__The task__:
Copy the data exactly; pictures stay out of the copy.

Stored entries

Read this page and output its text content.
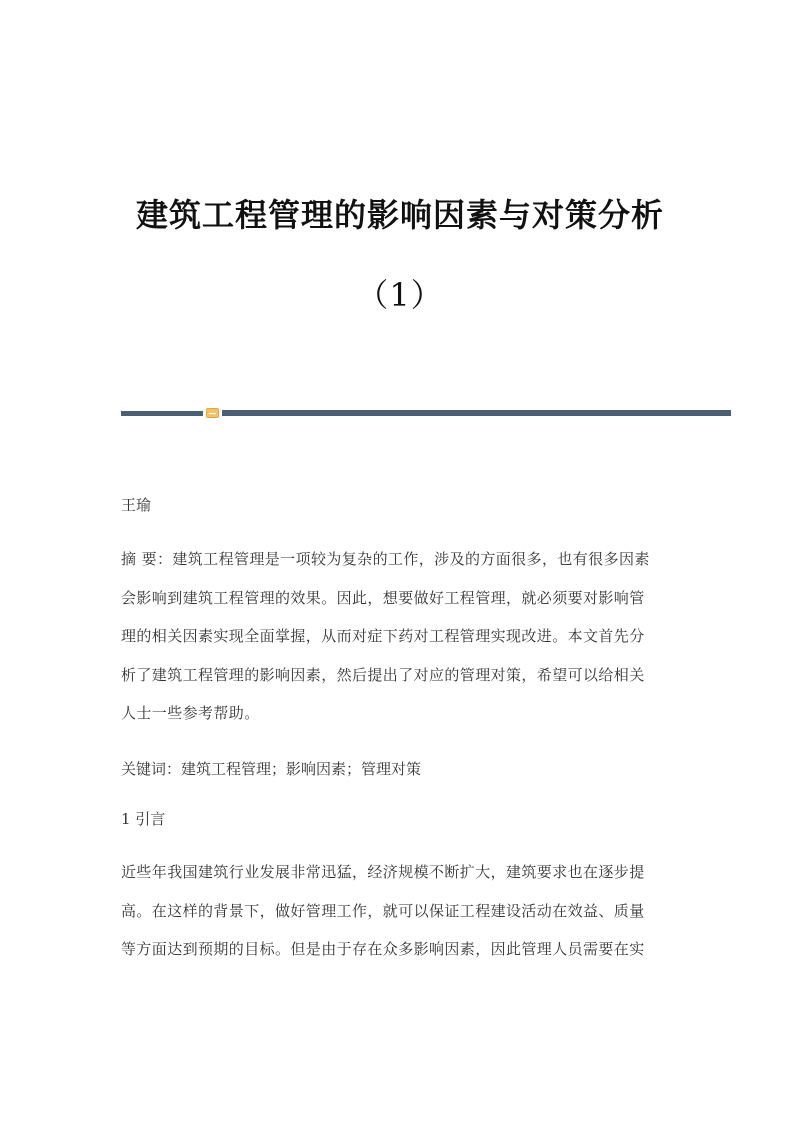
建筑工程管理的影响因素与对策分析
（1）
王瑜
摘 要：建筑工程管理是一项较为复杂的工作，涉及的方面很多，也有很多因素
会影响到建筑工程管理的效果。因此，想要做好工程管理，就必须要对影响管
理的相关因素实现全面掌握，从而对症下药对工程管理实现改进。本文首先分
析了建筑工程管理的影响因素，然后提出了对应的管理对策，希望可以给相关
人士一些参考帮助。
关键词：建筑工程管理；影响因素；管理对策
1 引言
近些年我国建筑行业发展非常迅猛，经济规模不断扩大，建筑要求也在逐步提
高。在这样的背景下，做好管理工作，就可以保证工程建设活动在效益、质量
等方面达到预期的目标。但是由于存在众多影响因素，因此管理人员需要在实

__Task solution__:
Read this page and output its text content.
建筑工程管理的影响因素与对策分析
（1）
王瑜
摘 要：建筑工程管理是一项较为复杂的工作，涉及的方面很多，也有很多因素
会影响到建筑工程管理的效果。因此，想要做好工程管理，就必须要对影响管
理的相关因素实现全面掌握，从而对症下药对工程管理实现改进。本文首先分
析了建筑工程管理的影响因素，然后提出了对应的管理对策，希望可以给相关
人士一些参考帮助。
关键词：建筑工程管理；影响因素；管理对策
1 引言
近些年我国建筑行业发展非常迅猛，经济规模不断扩大，建筑要求也在逐步提
高。在这样的背景下，做好管理工作，就可以保证工程建设活动在效益、质量
等方面达到预期的目标。但是由于存在众多影响因素，因此管理人员需要在实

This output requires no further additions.